### Extract
2PP Aggregate 50.6 to ALP (-0.1 since end of last week)
Aggregate has changed little since loss of about half a point in mid-July
Election "held now" would probably produce minority Labor government
I haven't done a federal poll roundup for a while and today is a randomly opportune time to do one following the second straight 50-50 Newspoll and mention some general themes in recent 2PP polling. In the last week we have had:
* Newspoll at 50-50 (ALP 32 L-NP 38 Green 12 ON 7 others 11)
* Redbridge at 50.5-49.5 to ALP (ALP 32 L-NP 38 and the rest not published yet, but I'm expecting Greens either 10 or 11)
* YouGov at 50-50 (ALP 32 L-NP 37 Green 13 ON 8 others 10) (Note: normally the 2PP for these primaries would be 51-49 to Labor, though it is possible to get 50 from these primaries sometimes because of rounding and perhaps also the makeup of others.).
* Essential at 48-46 to ALP, equivalent to 51.1-48.9 (raw primaries ALP 29 Coalition 33 Greens 13 ON 7 UAP 1 others 11 undecided 6 - meaning the major party primaries are effectively more like 31-35)
* Morgan at 50.5-49.5 to Coalition by respondent preferences (50-50 last election) (ALP 29.5 L-NP 39.5 Green 13 ON 4 IND 9 others 5 - Morgan has a standalone IND option on the ballot everywhere, which is likely to be overstated)
I could have written this article any time in the last two and a half months and it would have looked a lot like that. I could have written it any time since March and it would have been not very different. Even before that not a great deal happened since November. This has been one of the most becalmed periods in federal 2PP polling you would ever see - but still what has happened isn't quite nothing. Here are my tracking graphs:
From about late March my aggregate sat at around 51 to ALP with remarkably little week to week variation. In the first week of July it made it up to 51.4 (a three-month high), but then it dropped in the next two weeks. The next week had only a single poll (Morgan) and it fell to 51.1, then the next week it fell to 50.6. The most obvious event preceding this slump was the departure of WA Senator Fatima Payman from the party on 4 July, but I am not saying this was necessarily the cause.

### Required actions
1. Restate the poll roundup from "2PP Aggregate 50.6" up to and including "7 others 11)", swapping "federal" for "national".
2. Identify each row that contains the word "Compute" and copy it out in full. Case counts.

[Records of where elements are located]
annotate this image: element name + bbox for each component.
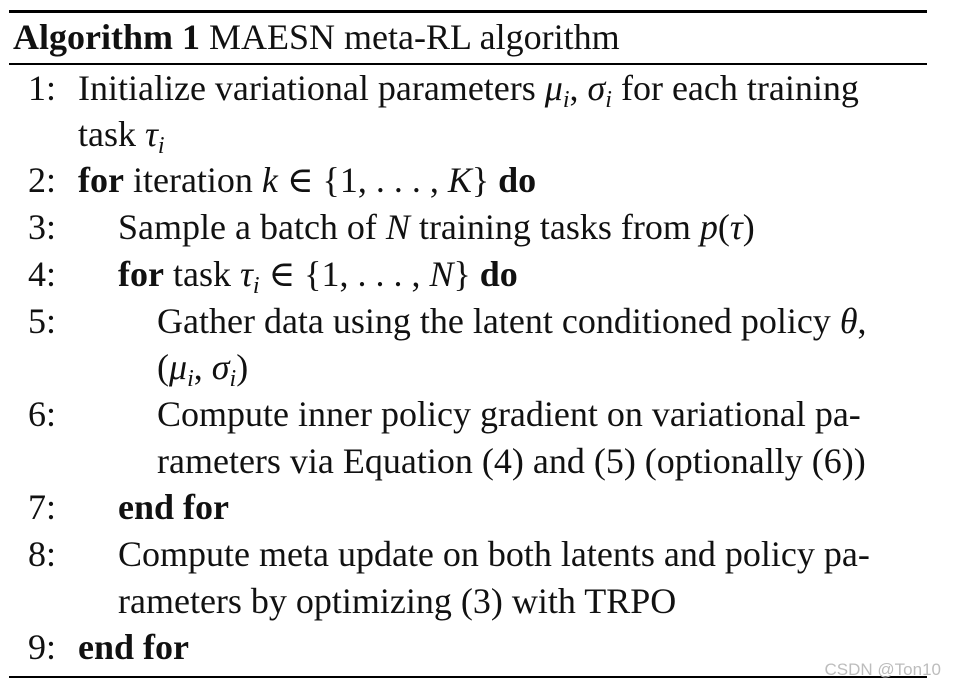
math-subscript: i (252, 273, 260, 299)
line-text: for each training (611, 68, 859, 108)
algorithm-line-5 (157, 297, 867, 345)
math-tau: τ (729, 207, 743, 247)
line-text: Gather data using the latent conditioned policy (157, 301, 840, 341)
line-number-6: 6: (28, 394, 57, 434)
algorithm-line-6-cont: rameters via Equation (4) and (5) (optionally (6)) (157, 441, 866, 481)
math-theta: θ (839, 301, 858, 341)
bottom-rule (9, 676, 927, 678)
line-text: ∈ {1, . . . , (277, 160, 448, 200)
watermark: CSDN @Ton10 (824, 660, 941, 679)
line-text: ( (717, 207, 730, 247)
algorithm-line-7 (118, 483, 229, 531)
line-text: , (857, 301, 867, 341)
algorithm-line-3 (118, 203, 755, 251)
math-subscript: i (605, 87, 612, 113)
line-text: ( (157, 347, 169, 387)
math-subscript: i (157, 133, 165, 159)
algorithm-line-1-cont (78, 110, 165, 158)
math-subscript: i (562, 87, 570, 113)
algorithm-line-6: Compute inner policy gradient on variational pa- (157, 394, 861, 434)
line-number-8: 8: (28, 534, 57, 574)
math-N: N (429, 254, 454, 294)
keyword-end-for: end for (78, 627, 189, 667)
math-mu: μ (169, 347, 188, 387)
line-text: } (453, 254, 480, 294)
algorithm-label: Algorithm 1 (13, 17, 200, 57)
algorithm-line-1 (78, 64, 859, 112)
line-number-2: 2: (28, 160, 57, 200)
line-text: , (569, 68, 588, 108)
line-number-7: 7: (28, 487, 57, 527)
line-text: } (471, 160, 499, 200)
line-text: task (163, 254, 240, 294)
line-text: ) (742, 207, 755, 247)
algorithm-line-4 (118, 250, 518, 298)
line-text: Initialize variational parameters (78, 68, 545, 108)
algorithm-line-9 (78, 623, 189, 671)
algorithm-line-8-cont: rameters by optimizing (3) with TRPO (118, 581, 677, 621)
algorithm-title (13, 13, 620, 61)
line-text: , (193, 347, 212, 387)
line-number-5: 5: (28, 301, 57, 341)
keyword-for: for (118, 254, 164, 294)
line-text: ∈ {1, . . . , (259, 254, 430, 294)
algorithm-line-8: Compute meta update on both latents and policy pa- (118, 534, 870, 574)
line-text: training tasks from (409, 207, 700, 247)
math-subscript: i (229, 366, 237, 392)
math-p: p (699, 207, 718, 247)
math-mu: μ (544, 68, 563, 108)
math-sigma: σ (587, 68, 606, 108)
line-number-9: 9: (28, 627, 57, 667)
math-subscript: i (187, 366, 194, 392)
algorithm-name: MAESN meta-RL algorithm (208, 17, 620, 57)
line-number-4: 4: (28, 254, 57, 294)
line-text: iteration (123, 160, 262, 200)
line-number-3: 3: (28, 207, 57, 247)
keyword-end-for: end for (118, 487, 229, 527)
line-text: ) (236, 347, 249, 387)
keyword-do: do (479, 254, 518, 294)
math-sigma: σ (211, 347, 230, 387)
line-number-1: 1: (28, 68, 57, 108)
algorithm-line-5-cont (157, 343, 248, 391)
math-k: k (261, 160, 278, 200)
line-text: Sample a batch of (118, 207, 386, 247)
math-N: N (385, 207, 410, 247)
math-tau: τ (145, 114, 158, 154)
keyword-for: for (78, 160, 124, 200)
algorithm-line-2 (78, 156, 536, 204)
line-text: task (78, 114, 145, 154)
keyword-do: do (498, 160, 537, 200)
math-tau: τ (239, 254, 253, 294)
math-K: K (447, 160, 472, 200)
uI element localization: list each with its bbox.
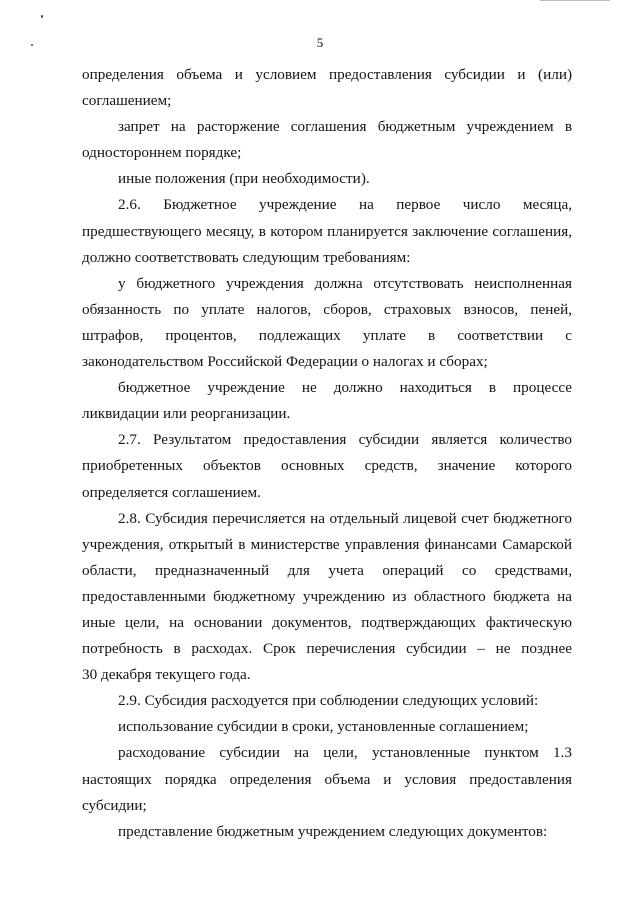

### Results
1.
2PP Aggregate 50.6 to ALP (-0.1 since end of last week)
Aggregate has changed little since loss of about half a point in mid-July
Election "held now" would probably produce minority Labor government
I haven't done a national poll roundup for a while and today is a randomly opportune time to do one following the second straight 50-50 Newspoll and mention some general themes in recent 2PP polling. In the last week we have had:
* Newspoll at 50-50 (ALP 32 L-NP 38 Green 12 ON 7 others 11)

2.
algorithm-line-6: Compute inner policy gradient on variational pa- (157, 394, 861, 434)
algorithm-line-8: Compute meta update on both latents and policy pa- (118, 534, 870, 574)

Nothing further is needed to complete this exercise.